Records supplied
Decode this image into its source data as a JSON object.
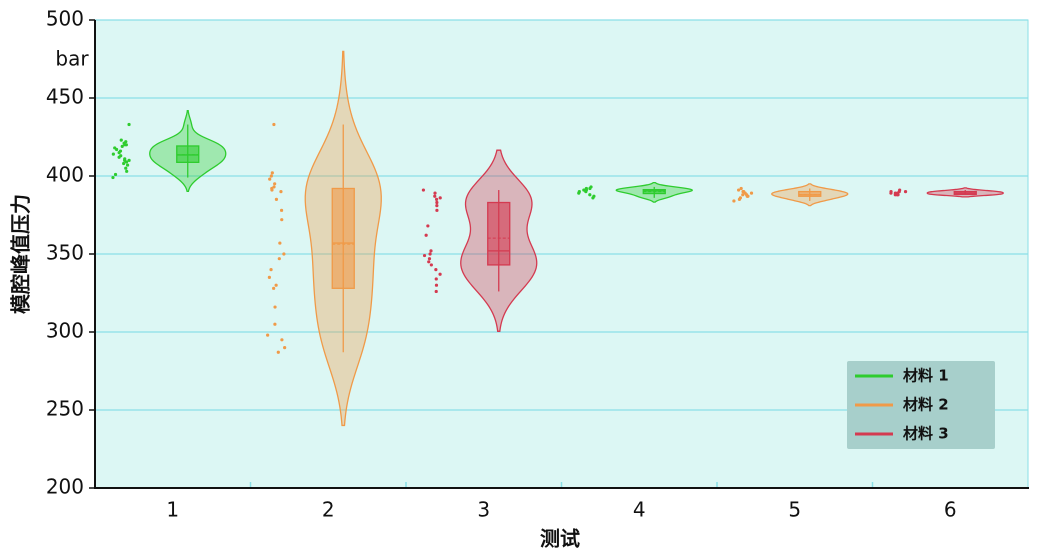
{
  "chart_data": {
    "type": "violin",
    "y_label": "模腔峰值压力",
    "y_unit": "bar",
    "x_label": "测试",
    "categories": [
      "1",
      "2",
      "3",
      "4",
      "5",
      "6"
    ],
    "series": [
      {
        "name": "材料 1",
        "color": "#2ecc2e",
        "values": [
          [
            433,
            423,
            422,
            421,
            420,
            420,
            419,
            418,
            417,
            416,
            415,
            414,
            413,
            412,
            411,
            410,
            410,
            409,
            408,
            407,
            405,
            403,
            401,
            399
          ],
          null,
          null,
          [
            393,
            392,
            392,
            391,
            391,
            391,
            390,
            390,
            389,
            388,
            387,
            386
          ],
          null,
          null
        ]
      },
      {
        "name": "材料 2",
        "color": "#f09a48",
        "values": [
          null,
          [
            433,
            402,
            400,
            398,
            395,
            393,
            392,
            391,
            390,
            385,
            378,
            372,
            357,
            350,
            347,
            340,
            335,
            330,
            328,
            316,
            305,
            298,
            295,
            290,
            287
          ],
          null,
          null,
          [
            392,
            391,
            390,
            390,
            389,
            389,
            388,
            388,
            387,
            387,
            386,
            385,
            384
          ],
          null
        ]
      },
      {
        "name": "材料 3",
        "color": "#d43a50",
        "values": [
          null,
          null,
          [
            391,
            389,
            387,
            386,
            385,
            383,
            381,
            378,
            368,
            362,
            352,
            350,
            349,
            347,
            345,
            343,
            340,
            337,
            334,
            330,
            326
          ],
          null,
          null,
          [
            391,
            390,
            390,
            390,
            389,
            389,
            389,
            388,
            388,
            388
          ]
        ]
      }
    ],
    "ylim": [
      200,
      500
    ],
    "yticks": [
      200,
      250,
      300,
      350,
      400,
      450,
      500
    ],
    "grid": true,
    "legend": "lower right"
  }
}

The problem
Reproduce each entry verbatim, excluding any embedded images.

In response
Decode this image into its source data as a JSON object.
{
  "chart_data": {
    "type": "violin",
    "y_label": "模腔峰值压力",
    "y_unit": "bar",
    "x_label": "测试",
    "categories": [
      "1",
      "2",
      "3",
      "4",
      "5",
      "6"
    ],
    "series": [
      {
        "name": "材料 1",
        "color": "#2ecc2e",
        "values": [
          [
            433,
            423,
            422,
            421,
            420,
            420,
            419,
            418,
            417,
            416,
            415,
            414,
            413,
            412,
            411,
            410,
            410,
            409,
            408,
            407,
            405,
            403,
            401,
            399
          ],
          null,
          null,
          [
            393,
            392,
            392,
            391,
            391,
            391,
            390,
            390,
            389,
            388,
            387,
            386
          ],
          null,
          null
        ]
      },
      {
        "name": "材料 2",
        "color": "#f09a48",
        "values": [
          null,
          [
            433,
            402,
            400,
            398,
            395,
            393,
            392,
            391,
            390,
            385,
            378,
            372,
            357,
            350,
            347,
            340,
            335,
            330,
            328,
            316,
            305,
            298,
            295,
            290,
            287
          ],
          null,
          null,
          [
            392,
            391,
            390,
            390,
            389,
            389,
            388,
            388,
            387,
            387,
            386,
            385,
            384
          ],
          null
        ]
      },
      {
        "name": "材料 3",
        "color": "#d43a50",
        "values": [
          null,
          null,
          [
            391,
            389,
            387,
            386,
            385,
            383,
            381,
            378,
            368,
            362,
            352,
            350,
            349,
            347,
            345,
            343,
            340,
            337,
            334,
            330,
            326
          ],
          null,
          null,
          [
            391,
            390,
            390,
            390,
            389,
            389,
            389,
            388,
            388,
            388
          ]
        ]
      }
    ],
    "ylim": [
      200,
      500
    ],
    "yticks": [
      200,
      250,
      300,
      350,
      400,
      450,
      500
    ],
    "grid": true,
    "legend": "lower right"
  }
}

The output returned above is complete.